__REQUIRED WORK__
Each record needs to be echoed exactly; can you do that?

%%

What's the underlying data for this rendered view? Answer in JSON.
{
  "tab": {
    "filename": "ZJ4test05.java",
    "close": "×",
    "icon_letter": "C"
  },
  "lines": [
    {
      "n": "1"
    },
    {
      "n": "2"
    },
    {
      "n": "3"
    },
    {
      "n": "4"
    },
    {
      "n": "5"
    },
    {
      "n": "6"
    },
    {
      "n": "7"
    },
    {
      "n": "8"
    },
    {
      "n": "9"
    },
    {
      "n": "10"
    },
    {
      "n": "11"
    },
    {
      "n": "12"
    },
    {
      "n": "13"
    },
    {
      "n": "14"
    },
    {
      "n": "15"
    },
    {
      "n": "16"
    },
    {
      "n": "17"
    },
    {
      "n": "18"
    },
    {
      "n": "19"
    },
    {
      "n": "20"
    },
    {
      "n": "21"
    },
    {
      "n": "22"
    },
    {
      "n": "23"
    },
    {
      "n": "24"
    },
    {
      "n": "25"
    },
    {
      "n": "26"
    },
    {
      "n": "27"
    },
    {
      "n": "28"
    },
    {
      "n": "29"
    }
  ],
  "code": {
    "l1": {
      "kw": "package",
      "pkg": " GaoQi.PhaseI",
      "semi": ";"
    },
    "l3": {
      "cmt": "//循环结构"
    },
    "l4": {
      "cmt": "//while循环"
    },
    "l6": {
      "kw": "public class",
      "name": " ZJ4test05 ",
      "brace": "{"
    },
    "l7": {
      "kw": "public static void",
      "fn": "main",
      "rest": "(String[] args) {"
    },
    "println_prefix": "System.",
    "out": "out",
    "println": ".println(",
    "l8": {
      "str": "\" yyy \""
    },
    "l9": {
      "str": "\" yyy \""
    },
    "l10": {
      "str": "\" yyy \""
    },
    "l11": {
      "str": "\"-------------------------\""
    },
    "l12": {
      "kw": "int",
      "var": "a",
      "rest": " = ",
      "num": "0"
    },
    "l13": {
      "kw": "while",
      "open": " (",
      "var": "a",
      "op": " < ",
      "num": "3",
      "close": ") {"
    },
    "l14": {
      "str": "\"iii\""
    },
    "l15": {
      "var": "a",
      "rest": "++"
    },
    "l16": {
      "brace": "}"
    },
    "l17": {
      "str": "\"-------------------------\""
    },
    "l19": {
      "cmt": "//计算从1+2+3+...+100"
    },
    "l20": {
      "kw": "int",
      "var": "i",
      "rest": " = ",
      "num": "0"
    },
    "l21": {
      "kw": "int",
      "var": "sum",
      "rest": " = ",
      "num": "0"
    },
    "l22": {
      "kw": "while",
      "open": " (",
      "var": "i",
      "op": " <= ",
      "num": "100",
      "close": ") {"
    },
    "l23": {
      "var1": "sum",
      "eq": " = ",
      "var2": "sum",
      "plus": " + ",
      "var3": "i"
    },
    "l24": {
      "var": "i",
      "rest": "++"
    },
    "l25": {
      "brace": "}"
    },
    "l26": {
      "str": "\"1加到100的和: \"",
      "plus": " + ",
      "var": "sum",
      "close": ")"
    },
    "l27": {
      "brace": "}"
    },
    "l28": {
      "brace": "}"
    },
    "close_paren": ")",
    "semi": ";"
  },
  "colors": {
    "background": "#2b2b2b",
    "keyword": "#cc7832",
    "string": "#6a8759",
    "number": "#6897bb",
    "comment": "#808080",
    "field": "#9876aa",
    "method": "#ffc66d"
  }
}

%%

__COMPLETE ANSWER__
What's the underlying data for this rendered view? Answer in JSON.
{
  "tab": {
    "filename": "ZJ4test05.java",
    "close": "×",
    "icon_letter": "C"
  },
  "lines": [
    {
      "n": "1"
    },
    {
      "n": "2"
    },
    {
      "n": "3"
    },
    {
      "n": "4"
    },
    {
      "n": "5"
    },
    {
      "n": "6"
    },
    {
      "n": "7"
    },
    {
      "n": "8"
    },
    {
      "n": "9"
    },
    {
      "n": "10"
    },
    {
      "n": "11"
    },
    {
      "n": "12"
    },
    {
      "n": "13"
    },
    {
      "n": "14"
    },
    {
      "n": "15"
    },
    {
      "n": "16"
    },
    {
      "n": "17"
    },
    {
      "n": "18"
    },
    {
      "n": "19"
    },
    {
      "n": "20"
    },
    {
      "n": "21"
    },
    {
      "n": "22"
    },
    {
      "n": "23"
    },
    {
      "n": "24"
    },
    {
      "n": "25"
    },
    {
      "n": "26"
    },
    {
      "n": "27"
    },
    {
      "n": "28"
    },
    {
      "n": "29"
    }
  ],
  "code": {
    "l1": {
      "kw": "package",
      "pkg": " GaoQi.PhaseI",
      "semi": ";"
    },
    "l3": {
      "cmt": "//循环结构"
    },
    "l4": {
      "cmt": "//while循环"
    },
    "l6": {
      "kw": "public class",
      "name": " ZJ4test05 ",
      "brace": "{"
    },
    "l7": {
      "kw": "public static void",
      "fn": "main",
      "rest": "(String[] args) {"
    },
    "println_prefix": "System.",
    "out": "out",
    "println": ".println(",
    "l8": {
      "str": "\" yyy \""
    },
    "l9": {
      "str": "\" yyy \""
    },
    "l10": {
      "str": "\" yyy \""
    },
    "l11": {
      "str": "\"-------------------------\""
    },
    "l12": {
      "kw": "int",
      "var": "a",
      "rest": " = ",
      "num": "0"
    },
    "l13": {
      "kw": "while",
      "open": " (",
      "var": "a",
      "op": " < ",
      "num": "3",
      "close": ") {"
    },
    "l14": {
      "str": "\"iii\""
    },
    "l15": {
      "var": "a",
      "rest": "++"
    },
    "l16": {
      "brace": "}"
    },
    "l17": {
      "str": "\"-------------------------\""
    },
    "l19": {
      "cmt": "//计算从1+2+3+...+100"
    },
    "l20": {
      "kw": "int",
      "var": "i",
      "rest": " = ",
      "num": "0"
    },
    "l21": {
      "kw": "int",
      "var": "sum",
      "rest": " = ",
      "num": "0"
    },
    "l22": {
      "kw": "while",
      "open": " (",
      "var": "i",
      "op": " <= ",
      "num": "100",
      "close": ") {"
    },
    "l23": {
      "var1": "sum",
      "eq": " = ",
      "var2": "sum",
      "plus": " + ",
      "var3": "i"
    },
    "l24": {
      "var": "i",
      "rest": "++"
    },
    "l25": {
      "brace": "}"
    },
    "l26": {
      "str": "\"1加到100的和: \"",
      "plus": " + ",
      "var": "sum",
      "close": ")"
    },
    "l27": {
      "brace": "}"
    },
    "l28": {
      "brace": "}"
    },
    "close_paren": ")",
    "semi": ";"
  },
  "colors": {
    "background": "#2b2b2b",
    "keyword": "#cc7832",
    "string": "#6a8759",
    "number": "#6897bb",
    "comment": "#808080",
    "field": "#9876aa",
    "method": "#ffc66d"
  }
}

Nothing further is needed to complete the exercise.